:: DATA TO USE ::

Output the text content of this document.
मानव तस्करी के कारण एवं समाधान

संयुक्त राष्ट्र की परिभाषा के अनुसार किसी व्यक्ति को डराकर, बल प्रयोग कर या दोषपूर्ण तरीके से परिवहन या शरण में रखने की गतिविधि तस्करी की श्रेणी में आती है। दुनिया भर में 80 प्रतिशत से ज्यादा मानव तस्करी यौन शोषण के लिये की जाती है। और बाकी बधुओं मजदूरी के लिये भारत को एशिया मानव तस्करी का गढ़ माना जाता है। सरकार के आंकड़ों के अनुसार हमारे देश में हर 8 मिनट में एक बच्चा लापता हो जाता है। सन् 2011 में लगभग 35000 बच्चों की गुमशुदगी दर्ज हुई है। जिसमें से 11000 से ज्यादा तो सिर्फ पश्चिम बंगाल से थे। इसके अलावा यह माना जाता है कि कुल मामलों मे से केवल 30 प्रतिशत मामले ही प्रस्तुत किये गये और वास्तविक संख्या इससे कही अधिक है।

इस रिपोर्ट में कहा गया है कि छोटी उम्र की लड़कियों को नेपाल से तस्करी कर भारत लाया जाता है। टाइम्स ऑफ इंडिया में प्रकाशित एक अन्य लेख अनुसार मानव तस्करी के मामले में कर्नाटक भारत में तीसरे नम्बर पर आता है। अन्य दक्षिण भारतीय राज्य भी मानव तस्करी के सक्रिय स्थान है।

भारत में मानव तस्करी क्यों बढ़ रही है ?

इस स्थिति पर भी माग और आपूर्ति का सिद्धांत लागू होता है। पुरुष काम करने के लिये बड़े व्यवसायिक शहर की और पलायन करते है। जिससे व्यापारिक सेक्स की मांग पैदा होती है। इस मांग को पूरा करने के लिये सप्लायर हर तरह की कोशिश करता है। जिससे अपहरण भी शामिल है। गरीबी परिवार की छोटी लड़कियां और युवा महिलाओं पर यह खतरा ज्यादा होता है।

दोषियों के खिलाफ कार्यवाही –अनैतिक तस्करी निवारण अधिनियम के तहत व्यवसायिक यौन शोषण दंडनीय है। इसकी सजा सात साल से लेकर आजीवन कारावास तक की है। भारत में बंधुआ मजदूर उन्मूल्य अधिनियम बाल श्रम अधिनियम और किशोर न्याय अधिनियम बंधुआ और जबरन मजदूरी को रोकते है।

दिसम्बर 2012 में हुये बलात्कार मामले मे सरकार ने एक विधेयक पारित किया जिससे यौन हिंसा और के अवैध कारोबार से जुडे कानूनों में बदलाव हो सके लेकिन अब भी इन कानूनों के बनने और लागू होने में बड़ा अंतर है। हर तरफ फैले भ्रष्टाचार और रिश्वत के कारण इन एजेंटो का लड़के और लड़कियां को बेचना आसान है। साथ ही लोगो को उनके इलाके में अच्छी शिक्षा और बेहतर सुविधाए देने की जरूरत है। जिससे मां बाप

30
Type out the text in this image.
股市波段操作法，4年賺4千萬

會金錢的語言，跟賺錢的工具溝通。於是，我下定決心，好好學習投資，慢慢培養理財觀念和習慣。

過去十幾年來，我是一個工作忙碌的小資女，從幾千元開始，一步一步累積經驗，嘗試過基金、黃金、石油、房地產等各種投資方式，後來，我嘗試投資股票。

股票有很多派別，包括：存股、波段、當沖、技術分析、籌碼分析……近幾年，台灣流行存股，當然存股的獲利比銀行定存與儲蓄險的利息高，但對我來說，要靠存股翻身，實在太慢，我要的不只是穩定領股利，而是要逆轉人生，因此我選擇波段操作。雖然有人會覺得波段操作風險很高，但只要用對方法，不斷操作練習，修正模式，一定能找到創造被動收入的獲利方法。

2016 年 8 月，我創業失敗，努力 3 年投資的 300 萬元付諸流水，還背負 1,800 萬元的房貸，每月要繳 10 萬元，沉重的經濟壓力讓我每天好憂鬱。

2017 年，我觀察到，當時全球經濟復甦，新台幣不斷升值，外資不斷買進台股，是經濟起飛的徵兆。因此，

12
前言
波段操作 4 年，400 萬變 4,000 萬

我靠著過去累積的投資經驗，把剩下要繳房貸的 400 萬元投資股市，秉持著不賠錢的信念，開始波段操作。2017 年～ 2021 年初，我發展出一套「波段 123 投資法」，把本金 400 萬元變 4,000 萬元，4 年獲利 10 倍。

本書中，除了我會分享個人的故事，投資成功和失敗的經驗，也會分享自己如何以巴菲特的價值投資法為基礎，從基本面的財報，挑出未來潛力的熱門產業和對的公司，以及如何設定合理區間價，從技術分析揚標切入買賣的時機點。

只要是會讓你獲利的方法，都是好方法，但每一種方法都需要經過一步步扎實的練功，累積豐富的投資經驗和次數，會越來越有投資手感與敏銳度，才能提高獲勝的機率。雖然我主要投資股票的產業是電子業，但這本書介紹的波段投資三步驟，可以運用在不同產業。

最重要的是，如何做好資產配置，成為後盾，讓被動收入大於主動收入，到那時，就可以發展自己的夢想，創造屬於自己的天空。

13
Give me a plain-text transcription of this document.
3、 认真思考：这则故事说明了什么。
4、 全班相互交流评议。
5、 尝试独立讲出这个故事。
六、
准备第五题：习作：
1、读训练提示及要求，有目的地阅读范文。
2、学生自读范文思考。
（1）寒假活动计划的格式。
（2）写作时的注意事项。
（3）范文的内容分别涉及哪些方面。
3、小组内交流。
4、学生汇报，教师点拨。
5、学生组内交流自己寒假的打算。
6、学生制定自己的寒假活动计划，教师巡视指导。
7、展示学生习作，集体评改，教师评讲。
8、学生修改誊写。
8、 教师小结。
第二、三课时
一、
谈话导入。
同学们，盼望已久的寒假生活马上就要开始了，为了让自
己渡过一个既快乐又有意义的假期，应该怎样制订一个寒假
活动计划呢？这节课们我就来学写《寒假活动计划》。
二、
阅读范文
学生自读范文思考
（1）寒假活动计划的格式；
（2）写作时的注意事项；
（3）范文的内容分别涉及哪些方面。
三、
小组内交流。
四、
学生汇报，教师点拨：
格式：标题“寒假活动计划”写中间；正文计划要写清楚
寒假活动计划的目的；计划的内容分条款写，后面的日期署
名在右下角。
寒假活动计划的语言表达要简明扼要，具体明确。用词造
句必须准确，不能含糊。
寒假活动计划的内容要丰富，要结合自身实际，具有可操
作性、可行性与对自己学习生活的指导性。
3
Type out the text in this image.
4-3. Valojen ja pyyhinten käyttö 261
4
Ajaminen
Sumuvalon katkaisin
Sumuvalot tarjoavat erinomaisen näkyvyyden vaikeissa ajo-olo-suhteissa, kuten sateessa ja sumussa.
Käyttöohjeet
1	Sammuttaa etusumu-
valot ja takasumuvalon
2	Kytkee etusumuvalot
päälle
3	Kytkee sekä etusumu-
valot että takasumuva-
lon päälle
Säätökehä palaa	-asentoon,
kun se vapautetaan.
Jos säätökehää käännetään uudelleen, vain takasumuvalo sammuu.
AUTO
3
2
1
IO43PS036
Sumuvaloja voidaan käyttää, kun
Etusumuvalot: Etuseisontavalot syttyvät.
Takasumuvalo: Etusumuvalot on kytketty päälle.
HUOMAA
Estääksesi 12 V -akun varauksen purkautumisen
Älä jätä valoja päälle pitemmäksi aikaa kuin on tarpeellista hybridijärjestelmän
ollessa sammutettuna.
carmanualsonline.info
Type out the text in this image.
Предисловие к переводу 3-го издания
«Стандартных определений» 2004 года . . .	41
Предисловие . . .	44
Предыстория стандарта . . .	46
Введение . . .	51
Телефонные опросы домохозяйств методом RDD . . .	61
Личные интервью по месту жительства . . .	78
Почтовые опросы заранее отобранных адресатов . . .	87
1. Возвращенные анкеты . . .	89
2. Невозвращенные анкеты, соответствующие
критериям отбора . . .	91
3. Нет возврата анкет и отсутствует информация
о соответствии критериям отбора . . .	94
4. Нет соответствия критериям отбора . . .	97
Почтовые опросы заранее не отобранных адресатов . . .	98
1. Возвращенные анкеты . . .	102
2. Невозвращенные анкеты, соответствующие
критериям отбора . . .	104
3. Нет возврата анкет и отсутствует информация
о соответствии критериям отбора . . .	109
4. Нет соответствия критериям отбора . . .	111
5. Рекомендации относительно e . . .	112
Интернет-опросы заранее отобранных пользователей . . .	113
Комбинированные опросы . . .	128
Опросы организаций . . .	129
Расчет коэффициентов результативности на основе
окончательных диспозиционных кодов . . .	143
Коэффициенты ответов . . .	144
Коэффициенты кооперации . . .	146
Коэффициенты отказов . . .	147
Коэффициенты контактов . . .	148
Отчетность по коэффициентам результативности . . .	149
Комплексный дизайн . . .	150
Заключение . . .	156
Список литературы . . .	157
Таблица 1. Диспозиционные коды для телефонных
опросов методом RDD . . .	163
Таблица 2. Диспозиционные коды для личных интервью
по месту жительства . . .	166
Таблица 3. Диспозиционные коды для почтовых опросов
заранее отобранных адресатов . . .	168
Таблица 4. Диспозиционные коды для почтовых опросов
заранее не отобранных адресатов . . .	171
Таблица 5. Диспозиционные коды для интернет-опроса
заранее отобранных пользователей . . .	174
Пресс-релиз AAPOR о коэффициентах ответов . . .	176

:: YOUR GOAL ::
Search the data for the word "почтовых" and copy each line where it appears.

:: TASK RESPONSE ::
Таблица 3. Диспозиционные коды для почтовых опросов
Таблица 4. Диспозиционные коды для почтовых опросов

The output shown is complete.